## [Task brief]
Where a line holds the word "Details", copy that line.

## [Data excerpts]
:::

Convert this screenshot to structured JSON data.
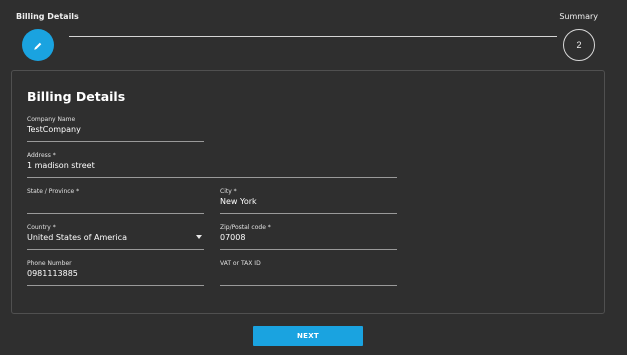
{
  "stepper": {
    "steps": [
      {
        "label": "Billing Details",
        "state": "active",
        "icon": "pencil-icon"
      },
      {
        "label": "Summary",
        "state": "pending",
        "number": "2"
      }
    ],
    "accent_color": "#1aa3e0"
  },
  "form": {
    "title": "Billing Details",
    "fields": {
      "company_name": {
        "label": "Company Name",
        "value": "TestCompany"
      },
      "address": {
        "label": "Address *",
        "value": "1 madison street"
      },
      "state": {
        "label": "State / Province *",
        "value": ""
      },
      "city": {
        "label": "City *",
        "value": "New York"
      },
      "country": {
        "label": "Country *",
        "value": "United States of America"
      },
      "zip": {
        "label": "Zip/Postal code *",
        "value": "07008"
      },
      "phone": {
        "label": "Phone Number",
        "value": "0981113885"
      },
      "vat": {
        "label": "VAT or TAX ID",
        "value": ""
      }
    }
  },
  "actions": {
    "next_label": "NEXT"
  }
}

:::

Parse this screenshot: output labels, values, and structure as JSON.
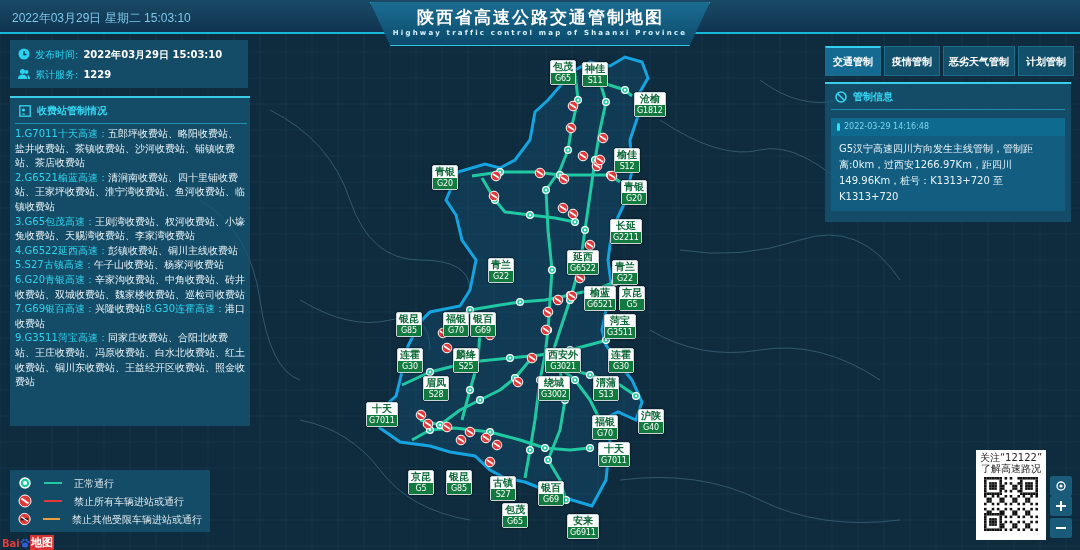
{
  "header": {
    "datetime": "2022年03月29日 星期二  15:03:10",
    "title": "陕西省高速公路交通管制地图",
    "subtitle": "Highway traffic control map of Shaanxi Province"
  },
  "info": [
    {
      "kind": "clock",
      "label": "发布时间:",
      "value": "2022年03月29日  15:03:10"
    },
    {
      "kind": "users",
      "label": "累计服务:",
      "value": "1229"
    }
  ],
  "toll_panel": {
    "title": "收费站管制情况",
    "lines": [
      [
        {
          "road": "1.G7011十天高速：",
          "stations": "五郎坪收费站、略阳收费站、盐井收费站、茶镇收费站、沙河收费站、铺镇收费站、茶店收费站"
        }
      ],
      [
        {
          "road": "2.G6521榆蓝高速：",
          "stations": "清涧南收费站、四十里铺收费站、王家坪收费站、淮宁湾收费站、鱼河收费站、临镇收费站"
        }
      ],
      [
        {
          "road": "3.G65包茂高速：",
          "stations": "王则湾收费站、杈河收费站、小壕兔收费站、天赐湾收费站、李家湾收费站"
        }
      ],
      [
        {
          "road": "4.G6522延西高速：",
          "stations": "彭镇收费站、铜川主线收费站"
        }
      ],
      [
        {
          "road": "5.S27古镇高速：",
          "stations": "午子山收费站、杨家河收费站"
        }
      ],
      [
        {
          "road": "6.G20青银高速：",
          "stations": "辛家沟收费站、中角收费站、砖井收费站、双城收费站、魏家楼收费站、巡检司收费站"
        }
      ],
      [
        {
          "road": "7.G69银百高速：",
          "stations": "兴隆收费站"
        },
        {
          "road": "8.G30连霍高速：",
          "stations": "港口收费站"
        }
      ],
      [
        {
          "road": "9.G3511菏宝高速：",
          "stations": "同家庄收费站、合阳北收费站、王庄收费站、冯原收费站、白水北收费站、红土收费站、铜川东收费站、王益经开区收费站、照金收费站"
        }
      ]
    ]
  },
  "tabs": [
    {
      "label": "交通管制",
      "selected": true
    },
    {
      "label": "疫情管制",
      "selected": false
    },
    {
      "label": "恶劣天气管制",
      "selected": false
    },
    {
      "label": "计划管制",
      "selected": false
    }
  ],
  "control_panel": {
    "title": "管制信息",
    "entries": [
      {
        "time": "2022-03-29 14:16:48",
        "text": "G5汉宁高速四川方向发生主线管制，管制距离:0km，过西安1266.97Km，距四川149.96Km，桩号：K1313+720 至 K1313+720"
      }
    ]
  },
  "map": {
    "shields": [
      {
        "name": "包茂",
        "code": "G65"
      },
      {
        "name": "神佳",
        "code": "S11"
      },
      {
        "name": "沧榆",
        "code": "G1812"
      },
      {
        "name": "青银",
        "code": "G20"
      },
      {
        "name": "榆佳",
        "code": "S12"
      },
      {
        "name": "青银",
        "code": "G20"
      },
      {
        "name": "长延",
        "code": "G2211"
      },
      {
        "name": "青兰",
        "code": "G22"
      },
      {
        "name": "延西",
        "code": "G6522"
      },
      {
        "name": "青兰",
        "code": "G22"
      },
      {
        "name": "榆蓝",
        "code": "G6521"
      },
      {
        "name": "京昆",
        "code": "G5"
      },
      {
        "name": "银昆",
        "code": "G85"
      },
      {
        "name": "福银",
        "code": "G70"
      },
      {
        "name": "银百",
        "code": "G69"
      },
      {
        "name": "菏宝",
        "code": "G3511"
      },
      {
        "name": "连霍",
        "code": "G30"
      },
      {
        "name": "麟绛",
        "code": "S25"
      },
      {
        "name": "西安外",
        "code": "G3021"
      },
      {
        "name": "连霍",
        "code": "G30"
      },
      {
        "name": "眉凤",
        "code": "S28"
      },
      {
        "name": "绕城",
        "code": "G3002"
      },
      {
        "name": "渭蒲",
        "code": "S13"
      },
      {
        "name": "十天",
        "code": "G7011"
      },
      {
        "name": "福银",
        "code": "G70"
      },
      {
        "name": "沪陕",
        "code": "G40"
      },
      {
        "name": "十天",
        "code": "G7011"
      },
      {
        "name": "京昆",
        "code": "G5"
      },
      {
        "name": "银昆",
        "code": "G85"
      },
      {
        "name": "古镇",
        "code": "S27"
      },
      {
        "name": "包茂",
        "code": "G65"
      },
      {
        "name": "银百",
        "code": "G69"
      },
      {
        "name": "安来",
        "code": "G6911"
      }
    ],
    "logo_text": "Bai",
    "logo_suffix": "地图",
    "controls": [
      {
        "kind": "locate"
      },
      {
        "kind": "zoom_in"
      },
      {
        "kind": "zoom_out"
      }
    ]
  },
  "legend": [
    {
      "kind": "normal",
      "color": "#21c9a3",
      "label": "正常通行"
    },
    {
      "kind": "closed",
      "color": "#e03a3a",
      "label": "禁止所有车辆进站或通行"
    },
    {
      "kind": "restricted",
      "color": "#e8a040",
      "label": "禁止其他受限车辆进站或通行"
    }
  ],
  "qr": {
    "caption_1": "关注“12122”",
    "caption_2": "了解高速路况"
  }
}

:::

## [Answer to this problem]
        "label": "Billing Details",
    "title": "Billing Details",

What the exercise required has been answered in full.